* Goal A: From the recollection of the last-day-of-school ritual, list in order each thing the two friends would do once they arrived at school.
* Goal B: Retype the dataset entries word for word, from the first line of the listing through the line that contains "paragraph: 目前，企业注册资金 200", including both of those lines.

* Excerpted passage:
29 June 2015

Oh frabjous joy, Calloo Callay!


I had forgotten.
     For a number of years on the last day of school my dear friend and colleague in the English Department would celebrate the completion of another year. I would head out on my Trek bicycle to Long Island from my domicile in New York City, and he would travel identically from the opposite direction. Both of us commuted via a somewhat busy Northern Boulevard. We would arrange to meet at bout 7:00am in a lovely shady park not far from school where we would sit at a picnic table and share a bottle of champagne and a moderate quantity of marijuana. Finishing the bottle and the joints, we would bicycle to school, arriving on time at approximately 8:00am, clean out our desks, have our sign-out forms appropriately signed by the designated administrator, and then by no later than noon, we would pick up our final checks, exit the school, climb up on our bicycles, and head back on Northern Boulevard to his home On Long Island for a somewhat debauched (but domestic and domesticated) weekend of merriment.  On Sunday morning I would awaken, have a great breakfast, and then peddle my bicycle back to the City where I would arrive after about three or four hours cycling. This annual event marked the beginning of summer!
     Eventually, I moved to a new school and then to a new state, and the summer inaugural ritual ceased to happen.

[Dataset entries]
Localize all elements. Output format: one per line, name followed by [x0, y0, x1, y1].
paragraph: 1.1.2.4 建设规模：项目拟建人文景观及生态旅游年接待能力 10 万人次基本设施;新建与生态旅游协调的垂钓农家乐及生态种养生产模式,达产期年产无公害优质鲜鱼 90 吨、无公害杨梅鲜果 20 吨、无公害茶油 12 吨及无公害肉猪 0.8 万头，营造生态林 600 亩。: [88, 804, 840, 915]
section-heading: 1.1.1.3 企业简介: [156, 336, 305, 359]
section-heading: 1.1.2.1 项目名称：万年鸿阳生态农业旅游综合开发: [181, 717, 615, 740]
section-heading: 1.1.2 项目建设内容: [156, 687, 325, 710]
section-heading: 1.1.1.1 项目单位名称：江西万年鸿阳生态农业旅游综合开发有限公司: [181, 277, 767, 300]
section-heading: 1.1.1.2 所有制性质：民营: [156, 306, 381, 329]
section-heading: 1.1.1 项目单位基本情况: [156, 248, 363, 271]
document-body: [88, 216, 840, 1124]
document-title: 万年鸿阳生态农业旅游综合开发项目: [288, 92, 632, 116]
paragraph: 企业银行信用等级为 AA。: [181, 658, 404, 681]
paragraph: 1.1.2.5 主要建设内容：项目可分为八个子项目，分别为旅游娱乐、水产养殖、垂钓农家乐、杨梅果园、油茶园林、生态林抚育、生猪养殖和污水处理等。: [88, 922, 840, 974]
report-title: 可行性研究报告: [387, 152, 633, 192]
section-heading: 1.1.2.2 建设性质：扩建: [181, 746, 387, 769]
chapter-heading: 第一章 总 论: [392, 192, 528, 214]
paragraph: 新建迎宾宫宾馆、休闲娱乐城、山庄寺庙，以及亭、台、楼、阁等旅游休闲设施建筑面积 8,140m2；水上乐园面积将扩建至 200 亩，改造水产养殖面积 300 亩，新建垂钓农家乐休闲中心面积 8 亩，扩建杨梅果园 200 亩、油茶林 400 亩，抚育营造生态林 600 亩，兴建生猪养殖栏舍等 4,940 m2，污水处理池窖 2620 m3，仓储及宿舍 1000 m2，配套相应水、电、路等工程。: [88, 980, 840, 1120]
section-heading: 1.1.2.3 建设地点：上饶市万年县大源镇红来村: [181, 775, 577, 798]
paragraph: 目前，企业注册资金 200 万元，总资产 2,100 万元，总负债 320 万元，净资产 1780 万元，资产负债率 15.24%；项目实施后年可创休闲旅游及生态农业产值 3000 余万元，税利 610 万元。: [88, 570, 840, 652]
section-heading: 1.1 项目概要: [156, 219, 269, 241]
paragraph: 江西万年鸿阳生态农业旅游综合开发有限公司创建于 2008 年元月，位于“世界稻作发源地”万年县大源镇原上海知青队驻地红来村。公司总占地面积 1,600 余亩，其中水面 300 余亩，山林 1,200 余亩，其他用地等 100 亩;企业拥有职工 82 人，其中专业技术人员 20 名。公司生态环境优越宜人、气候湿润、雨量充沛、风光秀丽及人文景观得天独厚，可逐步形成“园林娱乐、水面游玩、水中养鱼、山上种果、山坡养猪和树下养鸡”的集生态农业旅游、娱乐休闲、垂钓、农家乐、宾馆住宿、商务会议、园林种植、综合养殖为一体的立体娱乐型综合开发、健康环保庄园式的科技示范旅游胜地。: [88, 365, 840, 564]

* Correct response A:
1. Clean out their desks
2. Have their sign-out forms signed by the designated administrator
3. Pick up their final checks
4. Exit the school
5. Climb up on their bicycles
6. Head back on Northern Boulevard to his home on Long Island

* Correct response B:
Localize all elements. Output format: one per line, name followed by [x0, y0, x1, y1].
paragraph: 1.1.2.4 建设规模：项目拟建人文景观及生态旅游年接待能力 10 万人次基本设施;新建与生态旅游协调的垂钓农家乐及生态种养生产模式,达产期年产无公害优质鲜鱼 90 吨、无公害杨梅鲜果 20 吨、无公害茶油 12 吨及无公害肉猪 0.8 万头，营造生态林 600 亩。: [88, 804, 840, 915]
section-heading: 1.1.1.3 企业简介: [156, 336, 305, 359]
section-heading: 1.1.2.1 项目名称：万年鸿阳生态农业旅游综合开发: [181, 717, 615, 740]
section-heading: 1.1.2 项目建设内容: [156, 687, 325, 710]
section-heading: 1.1.1.1 项目单位名称：江西万年鸿阳生态农业旅游综合开发有限公司: [181, 277, 767, 300]
section-heading: 1.1.1.2 所有制性质：民营: [156, 306, 381, 329]
section-heading: 1.1.1 项目单位基本情况: [156, 248, 363, 271]
document-body: [88, 216, 840, 1124]
document-title: 万年鸿阳生态农业旅游综合开发项目: [288, 92, 632, 116]
paragraph: 企业银行信用等级为 AA。: [181, 658, 404, 681]
paragraph: 1.1.2.5 主要建设内容：项目可分为八个子项目，分别为旅游娱乐、水产养殖、垂钓农家乐、杨梅果园、油茶园林、生态林抚育、生猪养殖和污水处理等。: [88, 922, 840, 974]
report-title: 可行性研究报告: [387, 152, 633, 192]
section-heading: 1.1.2.2 建设性质：扩建: [181, 746, 387, 769]
chapter-heading: 第一章 总 论: [392, 192, 528, 214]
paragraph: 新建迎宾宫宾馆、休闲娱乐城、山庄寺庙，以及亭、台、楼、阁等旅游休闲设施建筑面积 8,140m2；水上乐园面积将扩建至 200 亩，改造水产养殖面积 300 亩，新建垂钓农家乐休闲中心面积 8 亩，扩建杨梅果园 200 亩、油茶林 400 亩，抚育营造生态林 600 亩，兴建生猪养殖栏舍等 4,940 m2，污水处理池窖 2620 m3，仓储及宿舍 1000 m2，配套相应水、电、路等工程。: [88, 980, 840, 1120]
section-heading: 1.1.2.3 建设地点：上饶市万年县大源镇红来村: [181, 775, 577, 798]
paragraph: 目前，企业注册资金 200 万元，总资产 2,100 万元，总负债 320 万元，净资产 1780 万元，资产负债率 15.24%；项目实施后年可创休闲旅游及生态农业产值 3000 余万元，税利 610 万元。: [88, 570, 840, 652]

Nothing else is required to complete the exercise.